[EXERCISE PROMPT] Return the material below in full and exactly.

[Figure dataset records]
** start **
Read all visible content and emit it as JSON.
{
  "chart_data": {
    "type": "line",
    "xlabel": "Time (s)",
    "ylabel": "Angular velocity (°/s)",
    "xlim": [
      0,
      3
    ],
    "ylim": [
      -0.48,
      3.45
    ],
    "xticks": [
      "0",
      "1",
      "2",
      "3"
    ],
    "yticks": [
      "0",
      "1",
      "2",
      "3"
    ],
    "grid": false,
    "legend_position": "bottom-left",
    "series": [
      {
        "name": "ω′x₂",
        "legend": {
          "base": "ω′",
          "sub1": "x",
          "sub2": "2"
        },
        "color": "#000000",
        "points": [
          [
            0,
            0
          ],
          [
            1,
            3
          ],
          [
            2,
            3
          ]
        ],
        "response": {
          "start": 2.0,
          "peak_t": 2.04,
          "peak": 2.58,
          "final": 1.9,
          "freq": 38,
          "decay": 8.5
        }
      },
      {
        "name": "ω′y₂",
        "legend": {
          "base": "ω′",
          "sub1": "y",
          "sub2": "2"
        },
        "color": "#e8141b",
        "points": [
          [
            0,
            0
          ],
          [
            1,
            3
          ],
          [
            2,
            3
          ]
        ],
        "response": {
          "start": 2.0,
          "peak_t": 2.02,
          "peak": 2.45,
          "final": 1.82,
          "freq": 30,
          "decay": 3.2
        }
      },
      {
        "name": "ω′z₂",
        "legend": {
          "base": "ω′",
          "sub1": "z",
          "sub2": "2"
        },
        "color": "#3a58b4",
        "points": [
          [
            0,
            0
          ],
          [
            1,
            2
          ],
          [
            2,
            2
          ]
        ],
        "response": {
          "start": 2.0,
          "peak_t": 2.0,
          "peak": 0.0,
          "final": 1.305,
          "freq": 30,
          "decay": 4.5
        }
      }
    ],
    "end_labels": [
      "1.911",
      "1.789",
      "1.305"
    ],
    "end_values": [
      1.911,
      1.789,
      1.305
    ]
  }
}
** end **
[EXPECTED ANSWER]
Read all visible content and emit it as JSON.
{
  "chart_data": {
    "type": "line",
    "xlabel": "Time (s)",
    "ylabel": "Angular velocity (°/s)",
    "xlim": [
      0,
      3
    ],
    "ylim": [
      -0.48,
      3.45
    ],
    "xticks": [
      "0",
      "1",
      "2",
      "3"
    ],
    "yticks": [
      "0",
      "1",
      "2",
      "3"
    ],
    "grid": false,
    "legend_position": "bottom-left",
    "series": [
      {
        "name": "ω′x₂",
        "legend": {
          "base": "ω′",
          "sub1": "x",
          "sub2": "2"
        },
        "color": "#000000",
        "points": [
          [
            0,
            0
          ],
          [
            1,
            3
          ],
          [
            2,
            3
          ]
        ],
        "response": {
          "start": 2.0,
          "peak_t": 2.04,
          "peak": 2.58,
          "final": 1.9,
          "freq": 38,
          "decay": 8.5
        }
      },
      {
        "name": "ω′y₂",
        "legend": {
          "base": "ω′",
          "sub1": "y",
          "sub2": "2"
        },
        "color": "#e8141b",
        "points": [
          [
            0,
            0
          ],
          [
            1,
            3
          ],
          [
            2,
            3
          ]
        ],
        "response": {
          "start": 2.0,
          "peak_t": 2.02,
          "peak": 2.45,
          "final": 1.82,
          "freq": 30,
          "decay": 3.2
        }
      },
      {
        "name": "ω′z₂",
        "legend": {
          "base": "ω′",
          "sub1": "z",
          "sub2": "2"
        },
        "color": "#3a58b4",
        "points": [
          [
            0,
            0
          ],
          [
            1,
            2
          ],
          [
            2,
            2
          ]
        ],
        "response": {
          "start": 2.0,
          "peak_t": 2.0,
          "peak": 0.0,
          "final": 1.305,
          "freq": 30,
          "decay": 4.5
        }
      }
    ],
    "end_labels": [
      "1.911",
      "1.789",
      "1.305"
    ],
    "end_values": [
      1.911,
      1.789,
      1.305
    ]
  }
}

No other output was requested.